## Material
··········

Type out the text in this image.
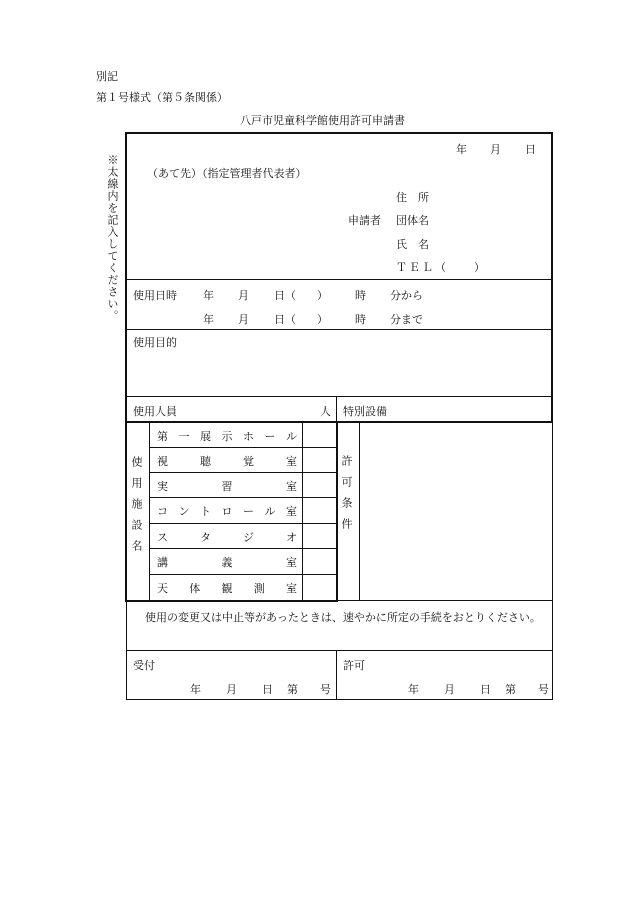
別記
第１号様式（第５条関係）
八戸市児童科学館使用許可申請書
※太線内を記入してください。
年 月 日
（あて先）（指定管理者代表者）
住　所
申請者 団体名
氏　名
ＴＥＬ（　　）
使用日時 年 月 日（ ） 時 分から
年 月 日（ ） 時 分まで
使用目的
使用人員	人 特別設備
使用施設名
第 一 展 示 ホ ー ル
視	聴	覚	室
実	習	室
コ ン ト ロ ー ル 室
ス	タ	ジ	オ
講	義	室
天 体 観 測 室
許可条件
使用の変更又は中止等があったときは、速やかに所定の手続をおとりください。
受付
年 月 日 第 号
許可
年 月 日 第 号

··········

## Requirement
Each entry above should be reproduced exactly, with the pictures removed.

## Complete output
Type out the text in this image.
別記
第１号様式（第５条関係）
八戸市児童科学館使用許可申請書
※太線内を記入してください。
年 月 日
（あて先）（指定管理者代表者）
住　所
申請者 団体名
氏　名
ＴＥＬ（　　）
使用日時 年 月 日（ ） 時 分から
年 月 日（ ） 時 分まで
使用目的
使用人員	人 特別設備
使用施設名
第 一 展 示 ホ ー ル
視	聴	覚	室
実	習	室
コ ン ト ロ ー ル 室
ス	タ	ジ	オ
講	義	室
天 体 観 測 室
許可条件
使用の変更又は中止等があったときは、速やかに所定の手続をおとりください。
受付
年 月 日 第 号
許可
年 月 日 第 号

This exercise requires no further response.